Stated problem
Exactly as given, repeat all of the entries.

Information supplied
###
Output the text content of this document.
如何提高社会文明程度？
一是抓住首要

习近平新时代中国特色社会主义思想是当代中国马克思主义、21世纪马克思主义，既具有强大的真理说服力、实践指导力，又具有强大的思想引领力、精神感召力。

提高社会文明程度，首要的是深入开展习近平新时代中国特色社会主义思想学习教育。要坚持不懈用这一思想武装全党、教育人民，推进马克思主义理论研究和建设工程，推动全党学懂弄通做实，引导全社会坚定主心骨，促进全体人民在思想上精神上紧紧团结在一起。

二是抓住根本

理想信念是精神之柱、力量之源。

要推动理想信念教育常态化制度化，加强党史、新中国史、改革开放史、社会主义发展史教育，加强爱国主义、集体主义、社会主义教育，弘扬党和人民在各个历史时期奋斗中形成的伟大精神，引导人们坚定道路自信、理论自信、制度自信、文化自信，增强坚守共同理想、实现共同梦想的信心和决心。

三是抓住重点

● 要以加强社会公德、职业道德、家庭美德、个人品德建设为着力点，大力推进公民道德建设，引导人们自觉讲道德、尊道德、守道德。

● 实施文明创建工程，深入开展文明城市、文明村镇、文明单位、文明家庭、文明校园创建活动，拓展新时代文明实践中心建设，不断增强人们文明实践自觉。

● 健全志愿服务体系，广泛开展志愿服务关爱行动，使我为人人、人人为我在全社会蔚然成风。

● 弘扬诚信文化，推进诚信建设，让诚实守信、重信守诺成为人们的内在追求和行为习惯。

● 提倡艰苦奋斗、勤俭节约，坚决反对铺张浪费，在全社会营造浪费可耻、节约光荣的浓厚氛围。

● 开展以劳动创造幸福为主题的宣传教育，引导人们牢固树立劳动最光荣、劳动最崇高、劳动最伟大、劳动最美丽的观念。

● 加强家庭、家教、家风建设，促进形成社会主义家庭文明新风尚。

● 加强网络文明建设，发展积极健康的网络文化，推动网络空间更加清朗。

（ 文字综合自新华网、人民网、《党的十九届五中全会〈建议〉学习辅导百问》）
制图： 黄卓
###
Result for this exercise
Output the text content of this document.
如何提高社会文明程度？
一是抓住首要

习近平新时代中国特色社会主义思想是当代中国马克思主义、21世纪马克思主义，既具有强大的真理说服力、实践指导力，又具有强大的思想引领力、精神感召力。

提高社会文明程度，首要的是深入开展习近平新时代中国特色社会主义思想学习教育。要坚持不懈用这一思想武装全党、教育人民，推进马克思主义理论研究和建设工程，推动全党学懂弄通做实，引导全社会坚定主心骨，促进全体人民在思想上精神上紧紧团结在一起。

二是抓住根本

理想信念是精神之柱、力量之源。

要推动理想信念教育常态化制度化，加强党史、新中国史、改革开放史、社会主义发展史教育，加强爱国主义、集体主义、社会主义教育，弘扬党和人民在各个历史时期奋斗中形成的伟大精神，引导人们坚定道路自信、理论自信、制度自信、文化自信，增强坚守共同理想、实现共同梦想的信心和决心。

三是抓住重点

● 要以加强社会公德、职业道德、家庭美德、个人品德建设为着力点，大力推进公民道德建设，引导人们自觉讲道德、尊道德、守道德。

● 实施文明创建工程，深入开展文明城市、文明村镇、文明单位、文明家庭、文明校园创建活动，拓展新时代文明实践中心建设，不断增强人们文明实践自觉。

● 健全志愿服务体系，广泛开展志愿服务关爱行动，使我为人人、人人为我在全社会蔚然成风。

● 弘扬诚信文化，推进诚信建设，让诚实守信、重信守诺成为人们的内在追求和行为习惯。

● 提倡艰苦奋斗、勤俭节约，坚决反对铺张浪费，在全社会营造浪费可耻、节约光荣的浓厚氛围。

● 开展以劳动创造幸福为主题的宣传教育，引导人们牢固树立劳动最光荣、劳动最崇高、劳动最伟大、劳动最美丽的观念。

● 加强家庭、家教、家风建设，促进形成社会主义家庭文明新风尚。

● 加强网络文明建设，发展积极健康的网络文化，推动网络空间更加清朗。

（ 文字综合自新华网、人民网、《党的十九届五中全会〈建议〉学习辅导百问》）
制图： 黄卓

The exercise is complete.